Extracted data entries
=======
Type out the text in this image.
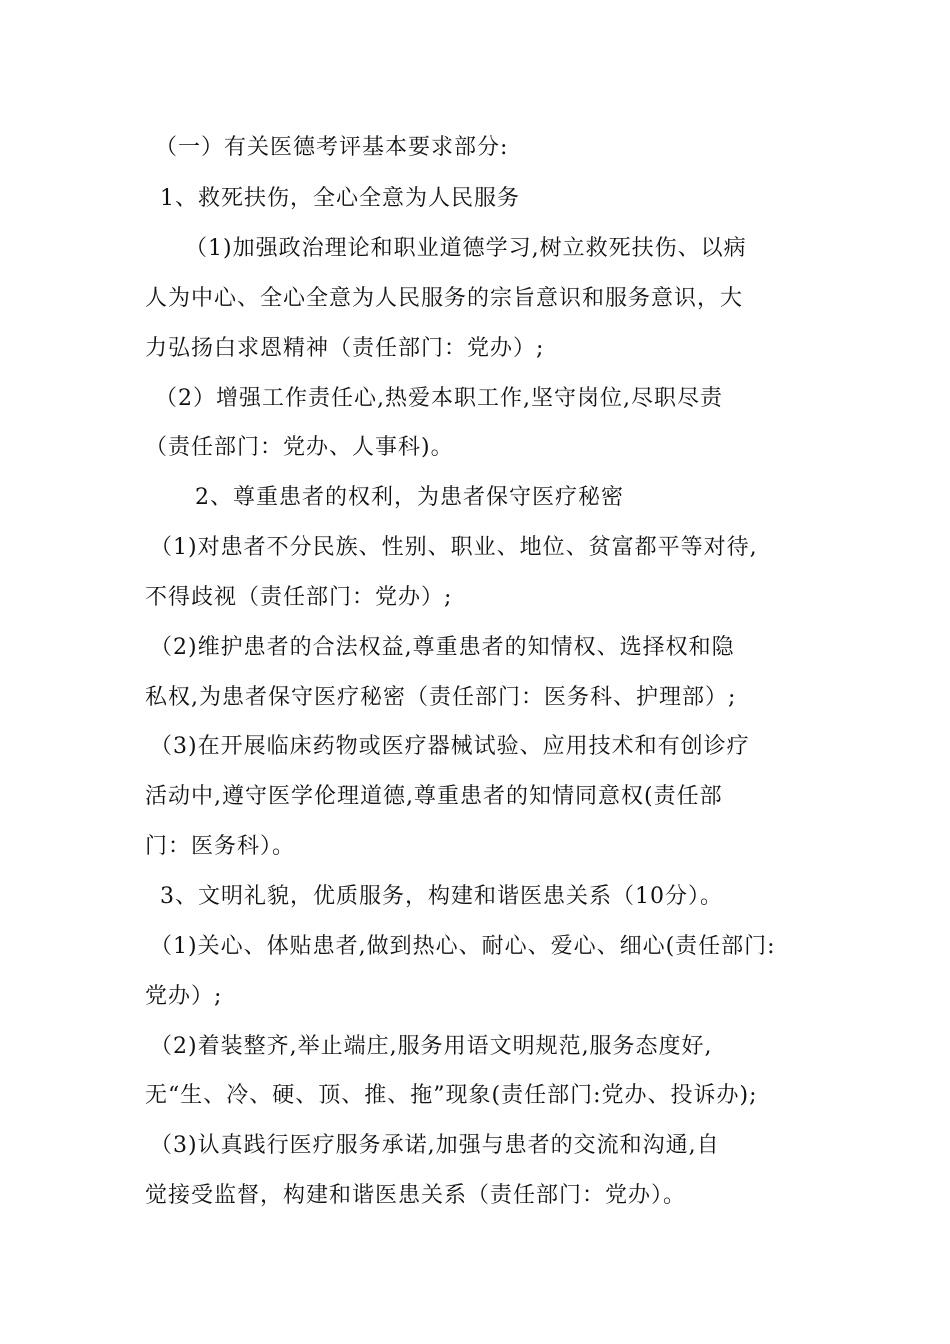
（一）有关医德考评基本要求部分:
1、救死扶伤，全心全意为人民服务
（1)加强政治理论和职业道德学习,树立救死扶伤、以病
人为中心、全心全意为人民服务的宗旨意识和服务意识，大
力弘扬白求恩精神（责任部门：党办）;
（2）增强工作责任心,热爱本职工作,坚守岗位,尽职尽责
（责任部门：党办、人事科)。
2、尊重患者的权利，为患者保守医疗秘密
（1)对患者不分民族、性别、职业、地位、贫富都平等对待,
不得歧视（责任部门：党办）;
（2)维护患者的合法权益,尊重患者的知情权、选择权和隐
私权,为患者保守医疗秘密（责任部门：医务科、护理部）;
（3)在开展临床药物或医疗器械试验、应用技术和有创诊疗
活动中,遵守医学伦理道德,尊重患者的知情同意权(责任部
门：医务科）。
3、文明礼貌，优质服务，构建和谐医患关系（10分）。
（1)关心、体贴患者,做到热心、耐心、爱心、细心(责任部门:
党办）;
（2)着装整齐,举止端庄,服务用语文明规范,服务态度好,
无“生、冷、硬、顶、推、拖”现象(责任部门:党办、投诉办);
（3)认真践行医疗服务承诺,加强与患者的交流和沟通,自
觉接受监督，构建和谐医患关系（责任部门：党办）。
=======
**PROBLEM TO SOLVE**
Go back to the records above and write them out exactly, without the pictures.

**EXPECTED ANSWER**
Type out the text in this image.
（一）有关医德考评基本要求部分:
1、救死扶伤，全心全意为人民服务
（1)加强政治理论和职业道德学习,树立救死扶伤、以病
人为中心、全心全意为人民服务的宗旨意识和服务意识，大
力弘扬白求恩精神（责任部门：党办）;
（2）增强工作责任心,热爱本职工作,坚守岗位,尽职尽责
（责任部门：党办、人事科)。
2、尊重患者的权利，为患者保守医疗秘密
（1)对患者不分民族、性别、职业、地位、贫富都平等对待,
不得歧视（责任部门：党办）;
（2)维护患者的合法权益,尊重患者的知情权、选择权和隐
私权,为患者保守医疗秘密（责任部门：医务科、护理部）;
（3)在开展临床药物或医疗器械试验、应用技术和有创诊疗
活动中,遵守医学伦理道德,尊重患者的知情同意权(责任部
门：医务科）。
3、文明礼貌，优质服务，构建和谐医患关系（10分）。
（1)关心、体贴患者,做到热心、耐心、爱心、细心(责任部门:
党办）;
（2)着装整齐,举止端庄,服务用语文明规范,服务态度好,
无“生、冷、硬、顶、推、拖”现象(责任部门:党办、投诉办);
（3)认真践行医疗服务承诺,加强与患者的交流和沟通,自
觉接受监督，构建和谐医患关系（责任部门：党办）。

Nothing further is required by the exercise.